The request :: Every record must be repeated exactly, with no omission.

● ● ● ● ● ● ●

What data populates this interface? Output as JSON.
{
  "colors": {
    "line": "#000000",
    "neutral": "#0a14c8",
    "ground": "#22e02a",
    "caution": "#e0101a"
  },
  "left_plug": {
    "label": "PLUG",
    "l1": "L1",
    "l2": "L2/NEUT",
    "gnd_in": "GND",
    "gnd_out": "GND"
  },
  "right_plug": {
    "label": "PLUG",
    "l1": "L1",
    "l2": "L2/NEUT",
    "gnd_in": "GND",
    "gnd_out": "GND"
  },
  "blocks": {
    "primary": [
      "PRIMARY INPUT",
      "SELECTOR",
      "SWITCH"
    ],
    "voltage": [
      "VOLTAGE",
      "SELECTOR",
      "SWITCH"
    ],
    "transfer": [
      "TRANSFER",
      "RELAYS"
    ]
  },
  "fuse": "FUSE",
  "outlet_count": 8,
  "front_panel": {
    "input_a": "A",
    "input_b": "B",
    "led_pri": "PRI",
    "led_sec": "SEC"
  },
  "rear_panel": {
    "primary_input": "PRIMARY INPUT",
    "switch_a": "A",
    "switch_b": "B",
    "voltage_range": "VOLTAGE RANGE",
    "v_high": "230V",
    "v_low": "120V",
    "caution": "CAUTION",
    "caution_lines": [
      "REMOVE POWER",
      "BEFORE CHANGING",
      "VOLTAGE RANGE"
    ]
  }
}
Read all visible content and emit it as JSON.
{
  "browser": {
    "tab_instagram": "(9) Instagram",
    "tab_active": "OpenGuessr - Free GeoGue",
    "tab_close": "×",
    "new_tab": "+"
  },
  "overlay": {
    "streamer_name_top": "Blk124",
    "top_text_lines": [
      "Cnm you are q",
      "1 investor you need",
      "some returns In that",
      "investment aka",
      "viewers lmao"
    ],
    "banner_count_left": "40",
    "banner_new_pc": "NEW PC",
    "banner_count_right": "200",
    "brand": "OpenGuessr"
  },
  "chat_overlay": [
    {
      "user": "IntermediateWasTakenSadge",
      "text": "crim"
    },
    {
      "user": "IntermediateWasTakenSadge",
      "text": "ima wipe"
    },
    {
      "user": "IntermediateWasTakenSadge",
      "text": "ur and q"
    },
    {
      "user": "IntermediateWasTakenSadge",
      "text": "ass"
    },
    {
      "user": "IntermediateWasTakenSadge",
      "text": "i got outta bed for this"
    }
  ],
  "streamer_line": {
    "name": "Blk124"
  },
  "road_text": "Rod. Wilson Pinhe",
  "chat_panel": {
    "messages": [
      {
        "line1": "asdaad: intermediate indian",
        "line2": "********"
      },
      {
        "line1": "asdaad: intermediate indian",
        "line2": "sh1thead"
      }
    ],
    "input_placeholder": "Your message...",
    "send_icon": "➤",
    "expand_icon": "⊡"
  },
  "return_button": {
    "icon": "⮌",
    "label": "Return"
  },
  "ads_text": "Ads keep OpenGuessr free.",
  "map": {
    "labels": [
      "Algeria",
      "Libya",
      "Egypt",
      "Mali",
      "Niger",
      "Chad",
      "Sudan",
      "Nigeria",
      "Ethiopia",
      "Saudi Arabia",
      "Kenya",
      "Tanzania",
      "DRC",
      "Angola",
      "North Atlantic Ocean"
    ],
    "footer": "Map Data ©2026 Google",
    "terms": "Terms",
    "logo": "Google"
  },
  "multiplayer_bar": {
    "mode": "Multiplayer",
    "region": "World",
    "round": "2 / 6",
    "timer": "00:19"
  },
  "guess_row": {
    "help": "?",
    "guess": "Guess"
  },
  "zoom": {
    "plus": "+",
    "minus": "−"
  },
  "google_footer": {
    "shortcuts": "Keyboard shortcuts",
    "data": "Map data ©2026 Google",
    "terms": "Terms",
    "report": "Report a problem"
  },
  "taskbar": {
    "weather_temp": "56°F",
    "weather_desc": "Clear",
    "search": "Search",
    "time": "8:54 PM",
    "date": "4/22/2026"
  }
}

● ● ● ● ● ● ●

Complete answer ::
What data populates this interface? Output as JSON.
{
  "colors": {
    "line": "#000000",
    "neutral": "#0a14c8",
    "ground": "#22e02a",
    "caution": "#e0101a"
  },
  "left_plug": {
    "label": "PLUG",
    "l1": "L1",
    "l2": "L2/NEUT",
    "gnd_in": "GND",
    "gnd_out": "GND"
  },
  "right_plug": {
    "label": "PLUG",
    "l1": "L1",
    "l2": "L2/NEUT",
    "gnd_in": "GND",
    "gnd_out": "GND"
  },
  "blocks": {
    "primary": [
      "PRIMARY INPUT",
      "SELECTOR",
      "SWITCH"
    ],
    "voltage": [
      "VOLTAGE",
      "SELECTOR",
      "SWITCH"
    ],
    "transfer": [
      "TRANSFER",
      "RELAYS"
    ]
  },
  "fuse": "FUSE",
  "outlet_count": 8,
  "front_panel": {
    "input_a": "A",
    "input_b": "B",
    "led_pri": "PRI",
    "led_sec": "SEC"
  },
  "rear_panel": {
    "primary_input": "PRIMARY INPUT",
    "switch_a": "A",
    "switch_b": "B",
    "voltage_range": "VOLTAGE RANGE",
    "v_high": "230V",
    "v_low": "120V",
    "caution": "CAUTION",
    "caution_lines": [
      "REMOVE POWER",
      "BEFORE CHANGING",
      "VOLTAGE RANGE"
    ]
  }
}
Read all visible content and emit it as JSON.
{
  "browser": {
    "tab_instagram": "(9) Instagram",
    "tab_active": "OpenGuessr - Free GeoGue",
    "tab_close": "×",
    "new_tab": "+"
  },
  "overlay": {
    "streamer_name_top": "Blk124",
    "top_text_lines": [
      "Cnm you are q",
      "1 investor you need",
      "some returns In that",
      "investment aka",
      "viewers lmao"
    ],
    "banner_count_left": "40",
    "banner_new_pc": "NEW PC",
    "banner_count_right": "200",
    "brand": "OpenGuessr"
  },
  "chat_overlay": [
    {
      "user": "IntermediateWasTakenSadge",
      "text": "crim"
    },
    {
      "user": "IntermediateWasTakenSadge",
      "text": "ima wipe"
    },
    {
      "user": "IntermediateWasTakenSadge",
      "text": "ur and q"
    },
    {
      "user": "IntermediateWasTakenSadge",
      "text": "ass"
    },
    {
      "user": "IntermediateWasTakenSadge",
      "text": "i got outta bed for this"
    }
  ],
  "streamer_line": {
    "name": "Blk124"
  },
  "road_text": "Rod. Wilson Pinhe",
  "chat_panel": {
    "messages": [
      {
        "line1": "asdaad: intermediate indian",
        "line2": "********"
      },
      {
        "line1": "asdaad: intermediate indian",
        "line2": "sh1thead"
      }
    ],
    "input_placeholder": "Your message...",
    "send_icon": "➤",
    "expand_icon": "⊡"
  },
  "return_button": {
    "icon": "⮌",
    "label": "Return"
  },
  "ads_text": "Ads keep OpenGuessr free.",
  "map": {
    "labels": [
      "Algeria",
      "Libya",
      "Egypt",
      "Mali",
      "Niger",
      "Chad",
      "Sudan",
      "Nigeria",
      "Ethiopia",
      "Saudi Arabia",
      "Kenya",
      "Tanzania",
      "DRC",
      "Angola",
      "North Atlantic Ocean"
    ],
    "footer": "Map Data ©2026 Google",
    "terms": "Terms",
    "logo": "Google"
  },
  "multiplayer_bar": {
    "mode": "Multiplayer",
    "region": "World",
    "round": "2 / 6",
    "timer": "00:19"
  },
  "guess_row": {
    "help": "?",
    "guess": "Guess"
  },
  "zoom": {
    "plus": "+",
    "minus": "−"
  },
  "google_footer": {
    "shortcuts": "Keyboard shortcuts",
    "data": "Map data ©2026 Google",
    "terms": "Terms",
    "report": "Report a problem"
  },
  "taskbar": {
    "weather_temp": "56°F",
    "weather_desc": "Clear",
    "search": "Search",
    "time": "8:54 PM",
    "date": "4/22/2026"
  }
}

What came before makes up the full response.